◆ Reading passage
- - - -

Top Five Tax Saving Mutual Funds to Consider Right Now
With barely five months left in the fiscal, many of you will be considering various options to plug your Section 80C shortfalls from the permitted maximum deduction of Rs. 1.5 Lakhs. Tax Saving Mutual Funds can prove to be a very useful option, compared to lower return instruments such as Tax Saving FD’s or Life Insurance.
What are Tax Saving Mutual Funds?
Tax Saving Mutual Funds, also called Equity Linked Savings Schemes (ELSS), are nothing but diversified equity mutual funds with a three-year hard lock-in period. They typically follow flexible investing mandates, thereby allowing them to pick stocks from across market capitalisations and sectors. Investments made into Tax Saving Mutual Funds quality for deductions under Section 80C. Unlike other Section 80C deductible instruments, Tax Saving Mutual Funds provide investors with the potential to outpace inflation and create wealth from their savings, as they invest into the equity markets. As a category, ELSS funds have delivered returns of close to 19% per annum over the previous five years (as of 7th November, 2017). This is nearly two and a half times more than returns provided by traditional instruments such as NSC, PPF and Life Insurance.
How can you invest into a Tax Saving Mutual Fund?
The process of investing into Tax Saving Mutual Funds is extremely simple. If you’re a first-time investor, you need to undergo a onetime process known as KYC (Know Your Customer), post which you need to fill out a simple form and append a cheque. Instead of investing the entire sum at once, you may choose to spread your investment in equal tranches over the next five months, using an STP (Systematic Transfer Plan).
5 Tax Saving Mutual Funds to consider
If you’ve made up your mind to invest into a Tax Saving Mutual Fund this year, here and five funds for you to consider at this time.
DSP BlackRock Tax Saver Fund
DSP BlackRock Tax Saver Fund is a relatively aggressive Tax Saving Mutual Fund that favours mid-caps over large caps. For this reason, it is an ideal choice for individuals looking to deploy their tax-saving investments for long term goals such as their retirement.

- - - -

◆ Input data
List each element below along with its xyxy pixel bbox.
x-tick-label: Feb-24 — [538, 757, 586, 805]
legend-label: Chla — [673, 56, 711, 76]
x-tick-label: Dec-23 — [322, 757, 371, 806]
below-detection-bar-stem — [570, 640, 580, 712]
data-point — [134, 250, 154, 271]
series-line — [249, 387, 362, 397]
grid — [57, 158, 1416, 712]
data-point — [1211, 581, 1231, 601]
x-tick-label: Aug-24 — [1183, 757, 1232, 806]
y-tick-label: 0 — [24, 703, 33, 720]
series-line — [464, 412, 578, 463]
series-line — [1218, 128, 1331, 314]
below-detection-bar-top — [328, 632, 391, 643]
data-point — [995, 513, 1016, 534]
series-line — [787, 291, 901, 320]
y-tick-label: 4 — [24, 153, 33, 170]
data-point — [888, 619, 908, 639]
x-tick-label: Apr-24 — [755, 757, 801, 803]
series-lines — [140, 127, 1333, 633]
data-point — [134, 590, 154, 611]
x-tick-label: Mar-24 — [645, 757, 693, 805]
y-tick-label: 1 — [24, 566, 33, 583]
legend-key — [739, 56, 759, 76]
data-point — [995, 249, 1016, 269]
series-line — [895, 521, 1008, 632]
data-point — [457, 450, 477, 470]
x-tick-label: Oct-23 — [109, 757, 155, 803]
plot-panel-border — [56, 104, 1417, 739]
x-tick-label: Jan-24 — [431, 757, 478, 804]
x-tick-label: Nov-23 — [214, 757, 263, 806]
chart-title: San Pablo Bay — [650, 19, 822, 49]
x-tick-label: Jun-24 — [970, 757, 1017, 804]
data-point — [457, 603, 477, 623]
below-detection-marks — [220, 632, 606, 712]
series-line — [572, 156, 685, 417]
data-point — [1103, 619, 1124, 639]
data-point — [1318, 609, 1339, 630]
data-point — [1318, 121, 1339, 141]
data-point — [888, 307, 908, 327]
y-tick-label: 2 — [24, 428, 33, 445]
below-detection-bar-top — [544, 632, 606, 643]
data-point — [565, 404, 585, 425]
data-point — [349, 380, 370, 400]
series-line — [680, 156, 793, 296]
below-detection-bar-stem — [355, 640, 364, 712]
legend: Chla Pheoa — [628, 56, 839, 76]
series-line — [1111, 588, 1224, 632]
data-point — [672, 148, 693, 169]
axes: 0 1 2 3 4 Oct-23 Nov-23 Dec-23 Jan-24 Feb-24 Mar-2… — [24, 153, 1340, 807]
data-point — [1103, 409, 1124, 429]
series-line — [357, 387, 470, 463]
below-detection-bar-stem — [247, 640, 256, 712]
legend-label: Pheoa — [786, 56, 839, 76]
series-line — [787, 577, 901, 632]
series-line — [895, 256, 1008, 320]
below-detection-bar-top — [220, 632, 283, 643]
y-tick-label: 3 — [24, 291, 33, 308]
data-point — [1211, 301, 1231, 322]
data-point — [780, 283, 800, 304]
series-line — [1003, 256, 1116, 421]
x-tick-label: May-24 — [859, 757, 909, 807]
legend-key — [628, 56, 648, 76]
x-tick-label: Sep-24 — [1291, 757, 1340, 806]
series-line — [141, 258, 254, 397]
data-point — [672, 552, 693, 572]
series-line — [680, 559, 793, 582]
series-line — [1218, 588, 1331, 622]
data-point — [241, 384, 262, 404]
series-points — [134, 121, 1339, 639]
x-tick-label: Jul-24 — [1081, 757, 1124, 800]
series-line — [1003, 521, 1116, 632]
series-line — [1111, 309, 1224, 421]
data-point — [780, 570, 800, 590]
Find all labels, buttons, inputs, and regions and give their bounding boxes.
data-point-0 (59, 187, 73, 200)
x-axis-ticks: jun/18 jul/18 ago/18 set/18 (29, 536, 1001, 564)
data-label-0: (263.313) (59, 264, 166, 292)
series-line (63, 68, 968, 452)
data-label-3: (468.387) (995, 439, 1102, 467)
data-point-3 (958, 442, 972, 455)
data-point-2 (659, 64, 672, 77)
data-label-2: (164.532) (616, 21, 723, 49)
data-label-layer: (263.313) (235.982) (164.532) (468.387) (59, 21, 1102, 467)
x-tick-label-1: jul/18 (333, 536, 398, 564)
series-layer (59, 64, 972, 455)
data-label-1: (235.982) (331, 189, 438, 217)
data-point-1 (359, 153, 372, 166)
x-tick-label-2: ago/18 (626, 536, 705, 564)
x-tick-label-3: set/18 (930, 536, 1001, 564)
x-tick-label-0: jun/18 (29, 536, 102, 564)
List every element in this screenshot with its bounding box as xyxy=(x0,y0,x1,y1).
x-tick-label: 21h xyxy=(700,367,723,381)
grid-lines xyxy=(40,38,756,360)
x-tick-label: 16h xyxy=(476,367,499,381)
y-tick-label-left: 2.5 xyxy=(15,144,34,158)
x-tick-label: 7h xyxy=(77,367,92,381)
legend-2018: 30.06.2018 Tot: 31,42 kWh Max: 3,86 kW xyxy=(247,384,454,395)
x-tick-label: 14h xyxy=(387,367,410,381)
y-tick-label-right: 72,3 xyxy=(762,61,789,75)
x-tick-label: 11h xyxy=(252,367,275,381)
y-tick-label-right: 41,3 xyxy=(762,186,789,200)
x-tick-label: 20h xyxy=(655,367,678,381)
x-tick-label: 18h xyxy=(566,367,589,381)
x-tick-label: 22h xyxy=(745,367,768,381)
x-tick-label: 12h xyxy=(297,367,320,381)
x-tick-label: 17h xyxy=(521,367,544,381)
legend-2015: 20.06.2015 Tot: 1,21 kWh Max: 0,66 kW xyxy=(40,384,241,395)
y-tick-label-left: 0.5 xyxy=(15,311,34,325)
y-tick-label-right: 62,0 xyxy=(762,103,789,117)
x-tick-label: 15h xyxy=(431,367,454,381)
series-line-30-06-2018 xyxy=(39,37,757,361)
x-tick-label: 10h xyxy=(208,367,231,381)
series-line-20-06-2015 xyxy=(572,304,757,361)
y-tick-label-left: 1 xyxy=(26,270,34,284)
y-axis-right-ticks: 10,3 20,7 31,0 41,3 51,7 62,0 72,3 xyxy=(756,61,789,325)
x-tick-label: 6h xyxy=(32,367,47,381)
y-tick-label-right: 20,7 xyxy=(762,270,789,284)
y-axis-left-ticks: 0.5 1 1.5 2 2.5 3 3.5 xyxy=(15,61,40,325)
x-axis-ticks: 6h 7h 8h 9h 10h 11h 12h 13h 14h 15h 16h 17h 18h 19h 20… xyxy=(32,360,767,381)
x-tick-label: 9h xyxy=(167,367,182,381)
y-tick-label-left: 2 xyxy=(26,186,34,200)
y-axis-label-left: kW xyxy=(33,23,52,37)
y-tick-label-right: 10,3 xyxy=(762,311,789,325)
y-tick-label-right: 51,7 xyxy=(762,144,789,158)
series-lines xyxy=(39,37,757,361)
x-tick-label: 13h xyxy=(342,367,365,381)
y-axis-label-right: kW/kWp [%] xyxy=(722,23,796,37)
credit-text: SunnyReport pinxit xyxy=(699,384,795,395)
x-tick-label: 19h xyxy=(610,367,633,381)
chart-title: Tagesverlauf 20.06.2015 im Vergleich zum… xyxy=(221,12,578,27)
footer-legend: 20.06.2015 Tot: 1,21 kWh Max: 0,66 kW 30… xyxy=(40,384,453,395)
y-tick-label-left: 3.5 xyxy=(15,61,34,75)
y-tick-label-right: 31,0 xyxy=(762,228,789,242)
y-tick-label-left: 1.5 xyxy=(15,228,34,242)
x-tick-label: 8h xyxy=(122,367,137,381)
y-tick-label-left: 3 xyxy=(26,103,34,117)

- - - -

◆ Study questions
**A.** Answer these questions from the article on tax saving mutual funds.
(i) What is the permitted maximum deduction under Section 80C?
(ii) How long is the lock-in period for Tax Saving Mutual Funds?
(iii) What does the abbreviation STP stand for?
**B.** Pick up the article on tax saving mutual funds after its last sentence and write the next part.

◆ Outputs for the tasks
**A.**
(i) Rs. 1.5 Lakhs
(ii) Three years
(iii) Systematic Transfer Plan

**B.**
Franklin India Tax Shield
Franklin India Tax Shield is a relatively conservative Tax Saving Mutual Fund with strong risk control mechanisms inbuilt into its modus operandi. It tends to favour large cap stocks. It has proven itself as a consistent performer with the ability to effectively manage downsides during tumultuous market phases.
SBI Magnum Tax Gain
SBI Magnum Tax Gain is a Tax Saving Mutual Fund with a 24-year track record. It has a tendency to pick large cap stocks over small or mid cap stocks, and runs a portfolio that’s diversified across 60+ stocks. It currently has a 35% allocation to banks and financials.
ICICI Prudential Long Term Equity Fund (Tax Saving)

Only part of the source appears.